[Layout dataset entries]
○ ○ ○ ○

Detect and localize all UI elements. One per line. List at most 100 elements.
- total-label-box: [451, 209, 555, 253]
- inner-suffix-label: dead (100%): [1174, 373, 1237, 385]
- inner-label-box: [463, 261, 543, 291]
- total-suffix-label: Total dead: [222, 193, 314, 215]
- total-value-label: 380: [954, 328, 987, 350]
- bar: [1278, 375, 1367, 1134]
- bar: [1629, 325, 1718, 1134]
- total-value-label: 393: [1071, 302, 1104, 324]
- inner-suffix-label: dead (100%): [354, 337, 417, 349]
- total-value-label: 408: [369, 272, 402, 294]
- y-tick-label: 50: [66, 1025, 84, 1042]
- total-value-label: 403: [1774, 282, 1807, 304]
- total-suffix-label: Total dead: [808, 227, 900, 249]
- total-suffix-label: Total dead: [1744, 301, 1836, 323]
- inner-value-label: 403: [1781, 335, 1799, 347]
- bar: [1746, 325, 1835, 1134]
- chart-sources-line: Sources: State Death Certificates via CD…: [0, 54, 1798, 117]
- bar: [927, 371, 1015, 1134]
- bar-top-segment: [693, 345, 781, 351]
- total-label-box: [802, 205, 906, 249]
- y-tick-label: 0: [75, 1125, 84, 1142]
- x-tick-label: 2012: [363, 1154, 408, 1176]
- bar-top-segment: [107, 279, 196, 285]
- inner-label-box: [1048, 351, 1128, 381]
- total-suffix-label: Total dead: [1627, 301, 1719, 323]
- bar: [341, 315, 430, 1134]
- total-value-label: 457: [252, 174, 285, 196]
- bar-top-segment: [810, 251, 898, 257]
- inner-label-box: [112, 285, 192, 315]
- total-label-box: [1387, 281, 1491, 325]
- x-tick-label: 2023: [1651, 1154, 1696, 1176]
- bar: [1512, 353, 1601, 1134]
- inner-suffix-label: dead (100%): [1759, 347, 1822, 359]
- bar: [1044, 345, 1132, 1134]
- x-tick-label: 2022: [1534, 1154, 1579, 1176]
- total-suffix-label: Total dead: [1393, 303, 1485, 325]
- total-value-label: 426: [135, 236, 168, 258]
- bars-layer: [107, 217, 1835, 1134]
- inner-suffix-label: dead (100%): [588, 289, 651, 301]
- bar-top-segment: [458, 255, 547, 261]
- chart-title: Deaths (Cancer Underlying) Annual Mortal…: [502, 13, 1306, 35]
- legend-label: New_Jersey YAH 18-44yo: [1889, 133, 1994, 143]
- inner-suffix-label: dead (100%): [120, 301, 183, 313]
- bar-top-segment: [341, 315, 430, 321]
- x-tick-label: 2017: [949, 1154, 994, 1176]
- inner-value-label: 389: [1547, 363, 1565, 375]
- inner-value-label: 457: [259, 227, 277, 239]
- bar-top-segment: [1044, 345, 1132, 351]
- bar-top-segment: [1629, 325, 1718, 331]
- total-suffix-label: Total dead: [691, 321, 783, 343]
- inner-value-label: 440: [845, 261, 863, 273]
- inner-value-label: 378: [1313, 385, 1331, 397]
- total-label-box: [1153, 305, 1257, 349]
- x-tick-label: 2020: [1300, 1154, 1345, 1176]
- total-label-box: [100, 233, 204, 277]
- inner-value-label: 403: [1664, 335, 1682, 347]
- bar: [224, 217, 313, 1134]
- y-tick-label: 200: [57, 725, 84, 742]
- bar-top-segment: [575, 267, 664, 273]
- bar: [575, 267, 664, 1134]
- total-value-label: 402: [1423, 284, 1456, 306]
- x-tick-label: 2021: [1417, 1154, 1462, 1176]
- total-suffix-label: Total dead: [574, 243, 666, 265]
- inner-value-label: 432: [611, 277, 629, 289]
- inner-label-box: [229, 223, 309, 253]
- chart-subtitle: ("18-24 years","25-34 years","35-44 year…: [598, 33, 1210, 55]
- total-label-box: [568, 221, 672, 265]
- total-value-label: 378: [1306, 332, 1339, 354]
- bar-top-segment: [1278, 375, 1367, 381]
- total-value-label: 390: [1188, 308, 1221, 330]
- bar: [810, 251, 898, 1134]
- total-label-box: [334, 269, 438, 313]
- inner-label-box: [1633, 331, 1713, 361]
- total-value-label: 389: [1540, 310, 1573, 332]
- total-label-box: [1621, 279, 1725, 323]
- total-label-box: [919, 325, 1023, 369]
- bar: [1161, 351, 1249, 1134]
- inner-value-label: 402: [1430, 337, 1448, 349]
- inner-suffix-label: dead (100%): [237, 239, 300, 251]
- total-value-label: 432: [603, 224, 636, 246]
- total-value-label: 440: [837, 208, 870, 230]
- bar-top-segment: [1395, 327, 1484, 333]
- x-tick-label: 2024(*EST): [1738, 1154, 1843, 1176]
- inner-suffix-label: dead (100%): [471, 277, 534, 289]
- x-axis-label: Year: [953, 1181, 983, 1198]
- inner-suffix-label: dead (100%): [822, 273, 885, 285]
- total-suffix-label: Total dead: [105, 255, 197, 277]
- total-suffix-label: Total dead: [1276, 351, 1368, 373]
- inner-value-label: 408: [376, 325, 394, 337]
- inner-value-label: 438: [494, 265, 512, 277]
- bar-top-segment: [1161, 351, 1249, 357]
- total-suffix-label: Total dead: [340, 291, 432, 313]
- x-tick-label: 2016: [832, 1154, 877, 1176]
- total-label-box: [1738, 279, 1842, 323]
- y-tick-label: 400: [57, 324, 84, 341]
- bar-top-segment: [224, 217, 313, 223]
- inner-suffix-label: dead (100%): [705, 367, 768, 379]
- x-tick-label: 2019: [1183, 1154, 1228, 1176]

○ ○ ○ ○

**WHAT IS ASKED:** Return these lines without any changes.

**OUTPUT OF THE TASK:**
Detect and localize all UI elements. One per line. List at most 100 elements.
- total-label-box: [451, 209, 555, 253]
- inner-suffix-label: dead (100%): [1174, 373, 1237, 385]
- inner-label-box: [463, 261, 543, 291]
- total-suffix-label: Total dead: [222, 193, 314, 215]
- total-value-label: 380: [954, 328, 987, 350]
- bar: [1278, 375, 1367, 1134]
- bar: [1629, 325, 1718, 1134]
- total-value-label: 393: [1071, 302, 1104, 324]
- inner-suffix-label: dead (100%): [354, 337, 417, 349]
- total-value-label: 408: [369, 272, 402, 294]
- y-tick-label: 50: [66, 1025, 84, 1042]
- total-value-label: 403: [1774, 282, 1807, 304]
- total-suffix-label: Total dead: [808, 227, 900, 249]
- total-suffix-label: Total dead: [1744, 301, 1836, 323]
- inner-value-label: 403: [1781, 335, 1799, 347]
- bar: [1746, 325, 1835, 1134]
- chart-sources-line: Sources: State Death Certificates via CD…: [0, 54, 1798, 117]
- bar: [927, 371, 1015, 1134]
- bar-top-segment: [693, 345, 781, 351]
- total-label-box: [802, 205, 906, 249]
- y-tick-label: 0: [75, 1125, 84, 1142]
- x-tick-label: 2012: [363, 1154, 408, 1176]
- bar-top-segment: [107, 279, 196, 285]
- inner-label-box: [1048, 351, 1128, 381]
- total-suffix-label: Total dead: [1627, 301, 1719, 323]
- bar: [341, 315, 430, 1134]
- total-value-label: 457: [252, 174, 285, 196]
- bar-top-segment: [810, 251, 898, 257]
- inner-label-box: [112, 285, 192, 315]
- total-label-box: [1387, 281, 1491, 325]
- x-tick-label: 2023: [1651, 1154, 1696, 1176]
- bar: [1512, 353, 1601, 1134]
- inner-suffix-label: dead (100%): [1759, 347, 1822, 359]
- bar: [1044, 345, 1132, 1134]
- x-tick-label: 2022: [1534, 1154, 1579, 1176]
- total-suffix-label: Total dead: [1393, 303, 1485, 325]
- total-value-label: 426: [135, 236, 168, 258]
- bars-layer: [107, 217, 1835, 1134]
- inner-suffix-label: dead (100%): [588, 289, 651, 301]
- bar-top-segment: [458, 255, 547, 261]
- chart-title: Deaths (Cancer Underlying) Annual Mortal…: [502, 13, 1306, 35]
- legend-label: New_Jersey YAH 18-44yo: [1889, 133, 1994, 143]
- inner-suffix-label: dead (100%): [120, 301, 183, 313]
- bar-top-segment: [341, 315, 430, 321]
- x-tick-label: 2017: [949, 1154, 994, 1176]
- inner-value-label: 389: [1547, 363, 1565, 375]
- inner-value-label: 457: [259, 227, 277, 239]
- bar-top-segment: [1044, 345, 1132, 351]
- bar-top-segment: [1629, 325, 1718, 331]
- total-suffix-label: Total dead: [691, 321, 783, 343]
- inner-value-label: 440: [845, 261, 863, 273]
- inner-value-label: 378: [1313, 385, 1331, 397]
- total-label-box: [1153, 305, 1257, 349]
- x-tick-label: 2020: [1300, 1154, 1345, 1176]
- total-label-box: [100, 233, 204, 277]
- inner-value-label: 403: [1664, 335, 1682, 347]
- bar: [224, 217, 313, 1134]
- y-tick-label: 200: [57, 725, 84, 742]
- bar-top-segment: [575, 267, 664, 273]
- bar: [575, 267, 664, 1134]
- total-value-label: 402: [1423, 284, 1456, 306]
- x-tick-label: 2021: [1417, 1154, 1462, 1176]
- total-suffix-label: Total dead: [574, 243, 666, 265]
- inner-value-label: 432: [611, 277, 629, 289]
- inner-label-box: [229, 223, 309, 253]
- chart-subtitle: ("18-24 years","25-34 years","35-44 year…: [598, 33, 1210, 55]
- total-label-box: [568, 221, 672, 265]
- total-value-label: 378: [1306, 332, 1339, 354]
- bar-top-segment: [1278, 375, 1367, 381]
- total-value-label: 390: [1188, 308, 1221, 330]
- bar: [810, 251, 898, 1134]
- total-label-box: [334, 269, 438, 313]
- inner-label-box: [1633, 331, 1713, 361]
- total-value-label: 389: [1540, 310, 1573, 332]
- total-label-box: [1621, 279, 1725, 323]
- total-label-box: [919, 325, 1023, 369]
- bar: [1161, 351, 1249, 1134]
- inner-value-label: 402: [1430, 337, 1448, 349]
- inner-suffix-label: dead (100%): [237, 239, 300, 251]
- total-value-label: 432: [603, 224, 636, 246]
- total-value-label: 440: [837, 208, 870, 230]
- bar-top-segment: [1395, 327, 1484, 333]
- x-tick-label: 2024(*EST): [1738, 1154, 1843, 1176]
- inner-suffix-label: dead (100%): [471, 277, 534, 289]
- x-axis-label: Year: [953, 1181, 983, 1198]
- inner-suffix-label: dead (100%): [822, 273, 885, 285]
- total-suffix-label: Total dead: [105, 255, 197, 277]
- total-suffix-label: Total dead: [1276, 351, 1368, 373]
- inner-value-label: 408: [376, 325, 394, 337]
- inner-value-label: 438: [494, 265, 512, 277]
- bar-top-segment: [1161, 351, 1249, 357]
- total-suffix-label: Total dead: [340, 291, 432, 313]
- x-tick-label: 2016: [832, 1154, 877, 1176]
- total-label-box: [1738, 279, 1842, 323]
- y-tick-label: 400: [57, 324, 84, 341]
- bar-top-segment: [224, 217, 313, 223]
- inner-suffix-label: dead (100%): [705, 367, 768, 379]
- x-tick-label: 2019: [1183, 1154, 1228, 1176]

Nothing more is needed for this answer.